Goal of the exercise
Copy out all lines of the records in which the word "object" appears.

-- BEGIN Entries supplied --

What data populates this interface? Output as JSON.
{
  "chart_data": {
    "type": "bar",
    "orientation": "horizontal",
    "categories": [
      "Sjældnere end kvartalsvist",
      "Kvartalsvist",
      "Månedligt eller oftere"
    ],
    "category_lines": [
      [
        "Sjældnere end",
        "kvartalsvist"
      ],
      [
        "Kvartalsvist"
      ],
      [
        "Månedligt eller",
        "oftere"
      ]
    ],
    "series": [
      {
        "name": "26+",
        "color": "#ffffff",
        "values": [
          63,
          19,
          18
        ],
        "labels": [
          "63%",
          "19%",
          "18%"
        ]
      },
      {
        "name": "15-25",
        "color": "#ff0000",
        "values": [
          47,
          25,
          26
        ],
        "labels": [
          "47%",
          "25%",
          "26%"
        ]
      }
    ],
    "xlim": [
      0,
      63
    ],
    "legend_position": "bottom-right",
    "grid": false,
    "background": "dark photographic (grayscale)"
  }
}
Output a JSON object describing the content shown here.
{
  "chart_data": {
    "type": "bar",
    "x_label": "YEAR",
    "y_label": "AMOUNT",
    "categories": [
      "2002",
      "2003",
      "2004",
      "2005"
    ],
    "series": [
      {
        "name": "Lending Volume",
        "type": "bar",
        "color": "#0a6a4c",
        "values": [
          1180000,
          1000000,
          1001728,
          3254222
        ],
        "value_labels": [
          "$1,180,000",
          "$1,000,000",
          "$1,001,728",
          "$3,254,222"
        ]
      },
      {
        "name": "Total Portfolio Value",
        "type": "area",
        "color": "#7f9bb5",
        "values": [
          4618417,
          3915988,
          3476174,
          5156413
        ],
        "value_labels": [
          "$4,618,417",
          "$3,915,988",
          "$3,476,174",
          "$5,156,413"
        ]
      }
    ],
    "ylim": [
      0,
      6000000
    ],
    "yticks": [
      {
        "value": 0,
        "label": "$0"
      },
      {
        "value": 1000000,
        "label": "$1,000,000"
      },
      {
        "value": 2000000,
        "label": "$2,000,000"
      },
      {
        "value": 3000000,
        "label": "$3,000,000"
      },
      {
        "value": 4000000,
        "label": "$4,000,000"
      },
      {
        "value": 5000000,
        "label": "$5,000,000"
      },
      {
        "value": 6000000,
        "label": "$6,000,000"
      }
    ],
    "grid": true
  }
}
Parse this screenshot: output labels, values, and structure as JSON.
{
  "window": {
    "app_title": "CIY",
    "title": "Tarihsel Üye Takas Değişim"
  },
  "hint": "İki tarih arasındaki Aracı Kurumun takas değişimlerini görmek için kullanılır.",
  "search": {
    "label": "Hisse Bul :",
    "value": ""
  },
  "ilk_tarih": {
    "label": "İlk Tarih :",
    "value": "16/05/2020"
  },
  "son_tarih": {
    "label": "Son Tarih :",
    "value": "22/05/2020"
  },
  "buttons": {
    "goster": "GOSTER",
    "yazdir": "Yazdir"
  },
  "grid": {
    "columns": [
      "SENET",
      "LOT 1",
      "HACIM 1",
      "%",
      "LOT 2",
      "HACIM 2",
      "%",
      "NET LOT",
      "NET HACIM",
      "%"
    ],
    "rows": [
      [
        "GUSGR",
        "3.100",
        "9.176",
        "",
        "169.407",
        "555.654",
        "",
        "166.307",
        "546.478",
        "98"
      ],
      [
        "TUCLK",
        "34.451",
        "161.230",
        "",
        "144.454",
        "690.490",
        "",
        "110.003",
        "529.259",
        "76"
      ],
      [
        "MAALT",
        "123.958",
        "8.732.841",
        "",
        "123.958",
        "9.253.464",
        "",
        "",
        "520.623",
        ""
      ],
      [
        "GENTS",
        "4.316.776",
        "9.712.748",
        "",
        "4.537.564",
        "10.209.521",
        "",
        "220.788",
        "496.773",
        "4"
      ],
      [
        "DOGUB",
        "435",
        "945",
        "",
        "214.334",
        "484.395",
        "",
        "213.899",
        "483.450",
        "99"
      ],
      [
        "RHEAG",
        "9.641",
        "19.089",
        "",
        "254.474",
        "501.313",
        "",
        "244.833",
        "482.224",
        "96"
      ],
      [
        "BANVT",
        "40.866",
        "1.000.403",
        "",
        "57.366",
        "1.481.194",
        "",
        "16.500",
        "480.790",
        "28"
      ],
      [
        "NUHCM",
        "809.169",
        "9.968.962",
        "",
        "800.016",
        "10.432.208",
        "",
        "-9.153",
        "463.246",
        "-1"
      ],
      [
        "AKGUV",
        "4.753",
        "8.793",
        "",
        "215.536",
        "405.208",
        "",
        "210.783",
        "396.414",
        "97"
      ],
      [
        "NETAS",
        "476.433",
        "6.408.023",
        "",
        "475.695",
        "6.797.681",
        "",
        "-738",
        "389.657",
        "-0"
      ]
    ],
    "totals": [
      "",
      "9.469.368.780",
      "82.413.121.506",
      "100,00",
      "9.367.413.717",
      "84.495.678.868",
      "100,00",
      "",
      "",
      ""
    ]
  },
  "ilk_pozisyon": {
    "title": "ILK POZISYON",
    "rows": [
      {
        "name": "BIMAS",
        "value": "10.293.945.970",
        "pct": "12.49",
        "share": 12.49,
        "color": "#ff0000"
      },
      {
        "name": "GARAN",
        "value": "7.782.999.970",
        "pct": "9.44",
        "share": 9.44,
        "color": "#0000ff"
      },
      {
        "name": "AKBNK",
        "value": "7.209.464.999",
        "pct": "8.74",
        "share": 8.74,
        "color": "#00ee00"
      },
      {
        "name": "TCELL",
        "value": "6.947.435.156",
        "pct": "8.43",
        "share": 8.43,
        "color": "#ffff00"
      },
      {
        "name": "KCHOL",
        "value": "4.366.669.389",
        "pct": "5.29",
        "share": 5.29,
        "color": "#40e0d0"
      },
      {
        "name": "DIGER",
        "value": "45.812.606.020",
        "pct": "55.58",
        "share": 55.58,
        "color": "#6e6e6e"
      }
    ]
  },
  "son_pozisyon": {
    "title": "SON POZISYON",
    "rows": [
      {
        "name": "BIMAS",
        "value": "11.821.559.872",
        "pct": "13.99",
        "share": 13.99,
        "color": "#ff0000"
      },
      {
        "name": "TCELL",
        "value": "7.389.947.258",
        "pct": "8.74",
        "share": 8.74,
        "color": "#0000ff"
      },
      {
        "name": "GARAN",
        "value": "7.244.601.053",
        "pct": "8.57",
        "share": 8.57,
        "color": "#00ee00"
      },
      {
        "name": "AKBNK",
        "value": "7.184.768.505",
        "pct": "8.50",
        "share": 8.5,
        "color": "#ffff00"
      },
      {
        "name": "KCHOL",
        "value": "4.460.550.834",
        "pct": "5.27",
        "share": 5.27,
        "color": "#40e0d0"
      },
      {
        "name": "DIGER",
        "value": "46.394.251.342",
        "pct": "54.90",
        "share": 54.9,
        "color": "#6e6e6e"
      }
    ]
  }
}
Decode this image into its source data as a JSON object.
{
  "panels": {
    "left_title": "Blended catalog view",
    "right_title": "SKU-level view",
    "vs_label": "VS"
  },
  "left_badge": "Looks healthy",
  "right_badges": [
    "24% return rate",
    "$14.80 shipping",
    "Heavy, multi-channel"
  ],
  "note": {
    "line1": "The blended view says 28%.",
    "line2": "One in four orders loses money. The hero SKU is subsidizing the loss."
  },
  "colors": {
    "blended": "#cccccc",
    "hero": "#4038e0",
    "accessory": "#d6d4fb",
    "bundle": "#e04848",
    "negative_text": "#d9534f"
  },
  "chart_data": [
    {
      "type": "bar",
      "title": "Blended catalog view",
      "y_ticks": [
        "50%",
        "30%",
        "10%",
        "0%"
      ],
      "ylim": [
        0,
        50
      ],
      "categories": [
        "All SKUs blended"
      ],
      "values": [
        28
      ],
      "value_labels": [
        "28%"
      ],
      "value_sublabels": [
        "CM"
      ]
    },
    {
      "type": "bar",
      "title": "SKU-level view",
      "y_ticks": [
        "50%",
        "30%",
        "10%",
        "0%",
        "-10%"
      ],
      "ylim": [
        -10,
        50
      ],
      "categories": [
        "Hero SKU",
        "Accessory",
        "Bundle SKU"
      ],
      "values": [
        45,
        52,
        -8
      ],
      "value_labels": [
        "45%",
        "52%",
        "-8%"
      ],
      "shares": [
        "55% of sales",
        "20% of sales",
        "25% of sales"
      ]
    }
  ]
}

-- END Entries supplied --

Answer for the task
Output a JSON object describing the content shown here.
Decode this image into its source data as a JSON object.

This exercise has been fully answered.